** Start of SUPPLIED TEXT **
Posted to user@spark.apache.org by Matei Zaharia <ma...@gmail.com> on 2013/10/02 22:00:02 UTC

Re: Some questions about task distribution and execution in Spark

Hi Shangyu,

> (1) When we read in a local file by SparkContext.textFile and do some map/reduce job on it, how will spark decide to send data to which worker node? Will the data be divided/partitioned equally according to the number of worker node and each worker node get one piece of data?

You actually can't run distributed jobs on local files. The local file URL only works on the same machine, or if the file is in a filesystem that's mounted on the same path on all worker nodes.

> (2) If we read in data via HDFS, how will the above process work?

Spark uses the data placement information from HDFS to schedule tasks locally on each block of the file. It creates one task per block of the file by default (which is usually 64-128 MB), though you can ask for more tasks or use RDD.coalesce() to get fewer.

> (3) SparkContext.textFile has a parameter 'minSplits'. Is it used for dividing data of input file into 'minSplits' partitions? Then how do we know each worker node receive how many petitions?

Yup, it's a lower bound on the number of partitions (files with more blocks might get more). The assignment to workers is not static. Spark just gives workers tasks as their previous tasks finish, so that you can get good load balancing even if some workers are faster than others.

> (4) We can set up spark.default.parallelism for system property. Is this parameter applied on each worker node? Say, each worker node have 8 cores, if we set spark.default.parallelism=32, then each core will need to deal with 4 tasks? We can also set up spark_worker_instances in spark-env.sh. For the same worker node, if we set up spark_worker_instances=8, spark_worker_cores=1, spark.default.parallelism=32, then each core will still be sent 4 tasks? Will the performance of the whole system be different in these two situations?

No, this is at the level of entire jobs. You should set it to the number of cores in your cluster, or multiply that by 2-3 to get better load balancing, though often times Spark's default for this works well too.

> (5) Will each map/reduce job be counted as one task? For example, 
> sc.parallelize([0,1,2,3]).map(lambda x: x) Will there be four tasks?
** End of SUPPLIED TEXT **
__PROBLEM TO WORK ON__. Reproduce everything in the Spark mailing-list reply above from "No, this is" down to "be four tasks?".
** Start of DATASET EXTRACT **
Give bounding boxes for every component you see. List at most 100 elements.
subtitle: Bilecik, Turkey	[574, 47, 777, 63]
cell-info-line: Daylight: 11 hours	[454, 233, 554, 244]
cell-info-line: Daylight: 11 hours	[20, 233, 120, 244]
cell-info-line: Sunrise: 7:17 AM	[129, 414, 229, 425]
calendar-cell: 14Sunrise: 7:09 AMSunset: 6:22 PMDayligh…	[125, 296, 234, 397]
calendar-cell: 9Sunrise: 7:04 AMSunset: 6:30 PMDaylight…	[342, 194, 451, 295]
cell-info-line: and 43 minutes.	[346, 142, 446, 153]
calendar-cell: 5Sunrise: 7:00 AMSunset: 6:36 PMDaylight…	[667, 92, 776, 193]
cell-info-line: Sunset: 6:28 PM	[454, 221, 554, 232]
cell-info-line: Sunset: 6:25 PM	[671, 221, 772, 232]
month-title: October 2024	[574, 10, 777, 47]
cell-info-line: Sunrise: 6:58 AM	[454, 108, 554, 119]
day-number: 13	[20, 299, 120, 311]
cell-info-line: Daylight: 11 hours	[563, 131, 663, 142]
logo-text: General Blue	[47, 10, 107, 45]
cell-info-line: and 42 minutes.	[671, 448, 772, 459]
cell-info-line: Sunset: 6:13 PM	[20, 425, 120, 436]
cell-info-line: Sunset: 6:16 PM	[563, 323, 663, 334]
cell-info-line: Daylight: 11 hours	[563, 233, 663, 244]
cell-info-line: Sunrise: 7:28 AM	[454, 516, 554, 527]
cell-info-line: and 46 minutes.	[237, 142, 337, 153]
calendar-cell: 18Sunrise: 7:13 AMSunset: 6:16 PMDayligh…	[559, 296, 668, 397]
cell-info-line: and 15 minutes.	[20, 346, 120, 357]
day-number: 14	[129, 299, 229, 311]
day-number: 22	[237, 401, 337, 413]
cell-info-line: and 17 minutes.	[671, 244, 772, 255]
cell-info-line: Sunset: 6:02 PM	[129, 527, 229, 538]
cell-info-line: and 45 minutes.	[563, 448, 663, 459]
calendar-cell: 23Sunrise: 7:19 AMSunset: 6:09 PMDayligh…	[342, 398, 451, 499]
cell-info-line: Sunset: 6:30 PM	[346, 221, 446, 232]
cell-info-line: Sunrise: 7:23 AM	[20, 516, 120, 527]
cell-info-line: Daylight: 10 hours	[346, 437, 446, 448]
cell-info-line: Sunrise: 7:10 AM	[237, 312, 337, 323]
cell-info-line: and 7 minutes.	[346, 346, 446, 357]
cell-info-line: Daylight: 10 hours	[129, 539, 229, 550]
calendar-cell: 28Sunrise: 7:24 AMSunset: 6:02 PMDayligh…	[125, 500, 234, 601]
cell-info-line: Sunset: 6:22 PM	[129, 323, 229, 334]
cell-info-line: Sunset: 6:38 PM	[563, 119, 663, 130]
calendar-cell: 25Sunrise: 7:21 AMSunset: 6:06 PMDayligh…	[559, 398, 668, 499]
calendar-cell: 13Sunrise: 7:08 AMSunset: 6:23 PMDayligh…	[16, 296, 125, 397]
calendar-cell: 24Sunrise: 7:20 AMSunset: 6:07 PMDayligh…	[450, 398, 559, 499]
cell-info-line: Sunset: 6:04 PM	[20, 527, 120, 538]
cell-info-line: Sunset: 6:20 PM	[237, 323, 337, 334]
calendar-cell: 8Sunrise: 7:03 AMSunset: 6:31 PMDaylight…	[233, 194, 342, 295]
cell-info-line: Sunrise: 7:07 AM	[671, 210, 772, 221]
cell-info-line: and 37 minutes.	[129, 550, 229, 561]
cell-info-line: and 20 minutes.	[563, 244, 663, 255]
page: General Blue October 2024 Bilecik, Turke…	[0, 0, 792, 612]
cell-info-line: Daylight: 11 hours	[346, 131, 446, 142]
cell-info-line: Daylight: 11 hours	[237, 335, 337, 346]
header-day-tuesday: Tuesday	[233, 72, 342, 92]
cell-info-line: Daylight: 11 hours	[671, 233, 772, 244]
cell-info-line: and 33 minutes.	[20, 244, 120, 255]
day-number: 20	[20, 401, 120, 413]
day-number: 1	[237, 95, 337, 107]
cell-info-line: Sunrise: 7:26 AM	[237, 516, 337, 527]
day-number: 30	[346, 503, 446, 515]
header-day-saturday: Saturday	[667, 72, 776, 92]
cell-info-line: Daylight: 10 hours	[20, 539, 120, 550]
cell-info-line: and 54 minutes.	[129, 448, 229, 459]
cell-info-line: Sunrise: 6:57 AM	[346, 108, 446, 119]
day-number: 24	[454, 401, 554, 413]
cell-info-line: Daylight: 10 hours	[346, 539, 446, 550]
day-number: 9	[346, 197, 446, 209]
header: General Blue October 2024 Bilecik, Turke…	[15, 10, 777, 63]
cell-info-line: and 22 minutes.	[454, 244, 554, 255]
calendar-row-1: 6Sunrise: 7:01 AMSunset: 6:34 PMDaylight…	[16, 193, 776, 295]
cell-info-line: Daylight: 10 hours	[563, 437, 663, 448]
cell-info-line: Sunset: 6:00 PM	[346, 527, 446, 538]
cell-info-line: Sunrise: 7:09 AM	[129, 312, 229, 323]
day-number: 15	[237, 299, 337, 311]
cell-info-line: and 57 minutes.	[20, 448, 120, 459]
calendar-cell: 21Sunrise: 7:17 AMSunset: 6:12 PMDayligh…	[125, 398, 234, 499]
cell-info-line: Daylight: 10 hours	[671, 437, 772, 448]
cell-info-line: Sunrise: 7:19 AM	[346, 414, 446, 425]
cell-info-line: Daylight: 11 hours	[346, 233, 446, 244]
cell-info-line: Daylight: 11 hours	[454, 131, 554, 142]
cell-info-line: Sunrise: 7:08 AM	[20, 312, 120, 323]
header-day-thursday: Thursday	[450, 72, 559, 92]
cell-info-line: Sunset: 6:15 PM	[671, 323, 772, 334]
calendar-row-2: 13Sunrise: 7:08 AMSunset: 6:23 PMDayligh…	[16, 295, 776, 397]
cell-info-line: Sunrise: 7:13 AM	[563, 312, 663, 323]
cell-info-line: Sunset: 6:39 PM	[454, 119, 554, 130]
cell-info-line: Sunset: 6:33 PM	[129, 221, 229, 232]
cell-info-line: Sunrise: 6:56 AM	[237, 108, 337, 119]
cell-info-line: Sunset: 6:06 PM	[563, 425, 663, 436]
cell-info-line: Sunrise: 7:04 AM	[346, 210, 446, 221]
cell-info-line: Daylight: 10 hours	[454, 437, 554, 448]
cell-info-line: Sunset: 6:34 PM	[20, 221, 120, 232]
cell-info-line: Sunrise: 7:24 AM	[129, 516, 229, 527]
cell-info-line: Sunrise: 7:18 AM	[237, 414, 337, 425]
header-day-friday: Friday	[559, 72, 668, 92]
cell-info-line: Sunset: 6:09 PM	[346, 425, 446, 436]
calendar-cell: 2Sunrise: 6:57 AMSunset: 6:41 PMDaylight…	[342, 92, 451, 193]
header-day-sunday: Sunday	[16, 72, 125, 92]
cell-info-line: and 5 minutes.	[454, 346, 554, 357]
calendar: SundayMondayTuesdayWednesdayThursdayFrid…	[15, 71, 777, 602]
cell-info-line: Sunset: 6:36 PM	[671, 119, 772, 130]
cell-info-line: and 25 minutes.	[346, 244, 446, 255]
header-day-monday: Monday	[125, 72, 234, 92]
** End of DATASET EXTRACT **
__WRITTEN SOLUTION__.
No, this is at the level of entire jobs. You should set it to the number of cores in your cluster, or multiply that by 2-3 to get better load balancing, though often times Spark's default for this works well too.

> (5) Will each map/reduce job be counted as one task? For example, 
> sc.parallelize([0,1,2,3]).map(lambda x: x) Will there be four tasks?